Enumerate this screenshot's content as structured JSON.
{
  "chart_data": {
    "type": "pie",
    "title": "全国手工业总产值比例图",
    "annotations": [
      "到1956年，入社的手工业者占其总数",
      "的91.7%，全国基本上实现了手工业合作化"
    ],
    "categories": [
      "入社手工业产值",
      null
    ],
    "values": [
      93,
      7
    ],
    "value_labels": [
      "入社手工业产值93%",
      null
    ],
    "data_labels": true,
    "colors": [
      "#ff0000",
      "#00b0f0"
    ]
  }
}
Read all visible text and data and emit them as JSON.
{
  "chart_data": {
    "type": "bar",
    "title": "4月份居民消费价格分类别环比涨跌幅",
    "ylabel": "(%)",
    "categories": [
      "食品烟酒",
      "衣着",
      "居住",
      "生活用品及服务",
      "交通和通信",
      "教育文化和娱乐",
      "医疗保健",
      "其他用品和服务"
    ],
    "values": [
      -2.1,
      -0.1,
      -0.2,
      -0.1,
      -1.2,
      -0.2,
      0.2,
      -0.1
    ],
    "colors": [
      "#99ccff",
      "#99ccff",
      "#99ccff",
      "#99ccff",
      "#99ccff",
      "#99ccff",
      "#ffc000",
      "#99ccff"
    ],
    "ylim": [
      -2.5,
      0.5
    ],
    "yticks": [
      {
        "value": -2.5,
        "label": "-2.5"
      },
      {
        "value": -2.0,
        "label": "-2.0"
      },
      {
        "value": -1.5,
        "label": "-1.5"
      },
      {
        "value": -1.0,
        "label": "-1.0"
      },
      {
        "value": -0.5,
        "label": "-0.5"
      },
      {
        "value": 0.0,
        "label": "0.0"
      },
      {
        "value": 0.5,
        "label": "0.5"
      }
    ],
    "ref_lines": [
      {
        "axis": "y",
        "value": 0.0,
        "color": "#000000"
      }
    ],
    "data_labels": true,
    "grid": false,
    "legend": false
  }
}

· · · ·

Direction: Among the records above, find each line holding the string "title" and pull it out.

Answer to the task:
    "title": "全国手工业总产值比例图",
    "title": "4月份居民消费价格分类别环比涨跌幅",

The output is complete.